Given exercise => Scan the records for the string "VENADOS"; copy each line where it occurs.

* Begin Provided data *

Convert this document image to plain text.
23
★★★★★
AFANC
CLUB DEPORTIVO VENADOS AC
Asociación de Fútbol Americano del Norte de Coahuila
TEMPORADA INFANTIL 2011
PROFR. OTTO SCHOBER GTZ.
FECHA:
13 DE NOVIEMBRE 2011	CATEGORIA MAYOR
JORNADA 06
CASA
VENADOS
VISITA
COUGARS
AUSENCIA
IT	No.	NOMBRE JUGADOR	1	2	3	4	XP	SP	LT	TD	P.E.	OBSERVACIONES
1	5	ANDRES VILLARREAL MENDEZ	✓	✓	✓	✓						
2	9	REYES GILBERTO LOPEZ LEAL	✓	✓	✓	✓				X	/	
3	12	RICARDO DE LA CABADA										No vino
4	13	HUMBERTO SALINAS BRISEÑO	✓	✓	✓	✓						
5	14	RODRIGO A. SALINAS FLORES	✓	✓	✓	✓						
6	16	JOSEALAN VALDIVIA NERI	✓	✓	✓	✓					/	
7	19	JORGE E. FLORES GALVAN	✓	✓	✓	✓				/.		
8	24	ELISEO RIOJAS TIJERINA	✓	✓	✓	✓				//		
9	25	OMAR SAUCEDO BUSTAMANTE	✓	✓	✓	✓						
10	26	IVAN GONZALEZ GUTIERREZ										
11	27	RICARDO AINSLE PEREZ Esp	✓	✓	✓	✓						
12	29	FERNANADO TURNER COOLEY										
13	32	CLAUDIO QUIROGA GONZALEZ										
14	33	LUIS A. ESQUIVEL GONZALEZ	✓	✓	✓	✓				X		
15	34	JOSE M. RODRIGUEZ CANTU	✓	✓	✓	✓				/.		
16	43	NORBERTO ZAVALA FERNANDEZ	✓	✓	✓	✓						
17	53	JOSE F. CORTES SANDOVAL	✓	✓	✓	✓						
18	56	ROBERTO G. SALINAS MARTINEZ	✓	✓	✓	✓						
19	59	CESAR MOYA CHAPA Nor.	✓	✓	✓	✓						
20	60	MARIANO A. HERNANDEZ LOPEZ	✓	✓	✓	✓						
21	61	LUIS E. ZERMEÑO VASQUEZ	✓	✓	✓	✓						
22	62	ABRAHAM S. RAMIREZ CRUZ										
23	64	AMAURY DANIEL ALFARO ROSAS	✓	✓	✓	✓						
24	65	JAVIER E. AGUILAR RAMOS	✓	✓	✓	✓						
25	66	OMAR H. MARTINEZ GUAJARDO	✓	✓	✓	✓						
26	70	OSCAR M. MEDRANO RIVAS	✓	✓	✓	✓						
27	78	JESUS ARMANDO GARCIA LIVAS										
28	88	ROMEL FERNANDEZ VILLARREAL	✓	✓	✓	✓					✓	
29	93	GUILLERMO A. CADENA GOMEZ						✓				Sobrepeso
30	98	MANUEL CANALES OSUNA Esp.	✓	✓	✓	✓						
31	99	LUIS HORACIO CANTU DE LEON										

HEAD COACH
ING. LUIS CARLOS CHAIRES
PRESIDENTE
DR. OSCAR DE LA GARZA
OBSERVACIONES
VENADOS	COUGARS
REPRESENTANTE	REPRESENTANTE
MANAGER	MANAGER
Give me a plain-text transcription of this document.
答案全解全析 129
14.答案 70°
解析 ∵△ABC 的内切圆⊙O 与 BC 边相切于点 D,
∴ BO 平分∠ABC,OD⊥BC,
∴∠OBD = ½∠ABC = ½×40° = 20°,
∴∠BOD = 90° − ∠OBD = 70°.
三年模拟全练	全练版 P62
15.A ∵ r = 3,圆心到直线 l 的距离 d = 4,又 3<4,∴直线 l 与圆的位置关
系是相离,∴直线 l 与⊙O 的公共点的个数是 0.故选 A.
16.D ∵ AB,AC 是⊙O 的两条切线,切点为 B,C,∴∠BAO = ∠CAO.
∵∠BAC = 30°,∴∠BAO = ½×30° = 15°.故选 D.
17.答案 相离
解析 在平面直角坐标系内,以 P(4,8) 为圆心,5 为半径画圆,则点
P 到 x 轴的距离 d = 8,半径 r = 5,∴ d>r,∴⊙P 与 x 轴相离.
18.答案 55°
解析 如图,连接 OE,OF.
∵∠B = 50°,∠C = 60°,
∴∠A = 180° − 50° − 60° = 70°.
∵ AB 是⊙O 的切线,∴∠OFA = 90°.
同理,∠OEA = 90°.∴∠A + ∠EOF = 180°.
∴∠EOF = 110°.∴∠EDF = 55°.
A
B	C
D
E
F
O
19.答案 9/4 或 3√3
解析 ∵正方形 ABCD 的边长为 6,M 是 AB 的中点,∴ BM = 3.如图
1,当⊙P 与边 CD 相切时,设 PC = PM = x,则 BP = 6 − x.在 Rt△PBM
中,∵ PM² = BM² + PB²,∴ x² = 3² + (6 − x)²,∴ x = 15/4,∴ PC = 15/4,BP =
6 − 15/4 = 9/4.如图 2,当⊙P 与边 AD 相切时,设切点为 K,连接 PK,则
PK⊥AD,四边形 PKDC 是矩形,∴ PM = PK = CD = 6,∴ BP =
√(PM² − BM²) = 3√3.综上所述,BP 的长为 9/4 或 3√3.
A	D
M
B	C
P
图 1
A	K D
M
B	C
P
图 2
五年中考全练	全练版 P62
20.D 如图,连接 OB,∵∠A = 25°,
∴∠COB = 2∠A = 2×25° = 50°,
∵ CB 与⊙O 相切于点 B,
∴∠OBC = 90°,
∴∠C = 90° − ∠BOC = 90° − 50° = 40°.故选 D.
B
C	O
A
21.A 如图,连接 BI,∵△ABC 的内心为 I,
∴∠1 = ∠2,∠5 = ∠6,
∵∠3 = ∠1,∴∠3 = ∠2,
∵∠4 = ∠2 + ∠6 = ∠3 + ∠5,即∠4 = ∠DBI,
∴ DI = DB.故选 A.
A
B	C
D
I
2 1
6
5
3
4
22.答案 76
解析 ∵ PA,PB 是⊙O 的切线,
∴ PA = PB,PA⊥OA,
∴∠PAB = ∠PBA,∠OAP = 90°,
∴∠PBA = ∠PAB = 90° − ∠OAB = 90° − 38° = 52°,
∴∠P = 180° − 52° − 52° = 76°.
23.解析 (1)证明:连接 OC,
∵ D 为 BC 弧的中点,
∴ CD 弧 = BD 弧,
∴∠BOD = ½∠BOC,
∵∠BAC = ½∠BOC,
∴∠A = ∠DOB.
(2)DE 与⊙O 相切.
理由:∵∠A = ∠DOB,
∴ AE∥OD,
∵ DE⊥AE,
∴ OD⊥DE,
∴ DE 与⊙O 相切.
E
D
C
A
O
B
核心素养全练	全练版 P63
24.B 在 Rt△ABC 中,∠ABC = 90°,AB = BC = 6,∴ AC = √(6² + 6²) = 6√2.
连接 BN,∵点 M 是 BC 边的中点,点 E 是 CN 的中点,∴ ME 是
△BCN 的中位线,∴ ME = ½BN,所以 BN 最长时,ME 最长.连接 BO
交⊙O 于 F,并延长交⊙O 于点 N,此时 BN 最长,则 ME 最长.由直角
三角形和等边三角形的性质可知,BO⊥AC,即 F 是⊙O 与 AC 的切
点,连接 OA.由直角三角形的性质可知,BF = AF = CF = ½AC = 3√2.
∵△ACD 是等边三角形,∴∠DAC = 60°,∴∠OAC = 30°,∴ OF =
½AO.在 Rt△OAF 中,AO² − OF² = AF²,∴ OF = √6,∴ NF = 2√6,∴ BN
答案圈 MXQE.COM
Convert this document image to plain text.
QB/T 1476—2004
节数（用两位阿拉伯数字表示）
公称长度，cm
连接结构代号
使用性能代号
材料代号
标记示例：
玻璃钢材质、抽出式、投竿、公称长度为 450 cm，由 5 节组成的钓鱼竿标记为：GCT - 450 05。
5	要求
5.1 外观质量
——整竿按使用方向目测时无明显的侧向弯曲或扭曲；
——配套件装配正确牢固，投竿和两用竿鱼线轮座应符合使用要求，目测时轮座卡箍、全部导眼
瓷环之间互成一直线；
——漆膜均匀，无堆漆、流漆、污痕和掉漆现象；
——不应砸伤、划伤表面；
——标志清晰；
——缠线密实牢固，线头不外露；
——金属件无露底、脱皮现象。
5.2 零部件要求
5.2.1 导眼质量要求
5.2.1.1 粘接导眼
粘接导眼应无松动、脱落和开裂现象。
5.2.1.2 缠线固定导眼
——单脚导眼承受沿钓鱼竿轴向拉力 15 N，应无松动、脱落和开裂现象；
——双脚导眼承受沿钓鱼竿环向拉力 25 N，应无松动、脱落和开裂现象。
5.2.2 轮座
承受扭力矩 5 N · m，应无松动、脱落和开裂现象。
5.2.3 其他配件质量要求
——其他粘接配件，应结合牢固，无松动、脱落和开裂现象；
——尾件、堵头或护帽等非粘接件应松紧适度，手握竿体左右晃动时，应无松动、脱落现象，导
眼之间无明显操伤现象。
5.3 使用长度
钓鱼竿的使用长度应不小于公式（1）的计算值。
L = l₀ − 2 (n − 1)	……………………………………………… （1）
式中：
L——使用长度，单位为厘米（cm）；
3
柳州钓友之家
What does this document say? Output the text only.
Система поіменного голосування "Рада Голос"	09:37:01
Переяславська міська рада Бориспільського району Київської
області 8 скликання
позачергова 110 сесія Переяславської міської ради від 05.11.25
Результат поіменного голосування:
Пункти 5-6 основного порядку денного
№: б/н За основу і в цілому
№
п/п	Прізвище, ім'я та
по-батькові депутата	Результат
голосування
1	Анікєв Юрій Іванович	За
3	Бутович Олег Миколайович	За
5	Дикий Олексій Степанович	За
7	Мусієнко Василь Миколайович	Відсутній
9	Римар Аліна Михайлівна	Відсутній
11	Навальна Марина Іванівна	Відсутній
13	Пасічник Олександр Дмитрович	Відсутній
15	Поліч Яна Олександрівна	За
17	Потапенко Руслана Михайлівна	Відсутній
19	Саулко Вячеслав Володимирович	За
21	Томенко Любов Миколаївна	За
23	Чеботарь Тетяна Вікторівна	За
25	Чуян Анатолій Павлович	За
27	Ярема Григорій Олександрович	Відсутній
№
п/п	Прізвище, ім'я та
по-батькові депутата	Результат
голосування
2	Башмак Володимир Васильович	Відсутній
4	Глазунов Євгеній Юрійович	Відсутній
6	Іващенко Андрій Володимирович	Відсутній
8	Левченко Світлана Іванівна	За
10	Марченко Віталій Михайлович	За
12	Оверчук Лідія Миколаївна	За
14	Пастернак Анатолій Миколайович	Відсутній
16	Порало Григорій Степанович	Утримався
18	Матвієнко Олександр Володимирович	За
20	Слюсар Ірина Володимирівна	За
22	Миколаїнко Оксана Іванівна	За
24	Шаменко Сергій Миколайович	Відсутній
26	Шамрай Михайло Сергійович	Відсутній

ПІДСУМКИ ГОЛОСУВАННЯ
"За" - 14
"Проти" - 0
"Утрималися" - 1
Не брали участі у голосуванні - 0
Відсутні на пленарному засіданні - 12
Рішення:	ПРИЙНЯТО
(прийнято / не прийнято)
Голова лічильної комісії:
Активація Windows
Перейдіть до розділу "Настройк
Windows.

* End Provided data *

Written response =>
CLUB DEPORTIVO VENADOS AC
VENADOS
VENADOS	COUGARS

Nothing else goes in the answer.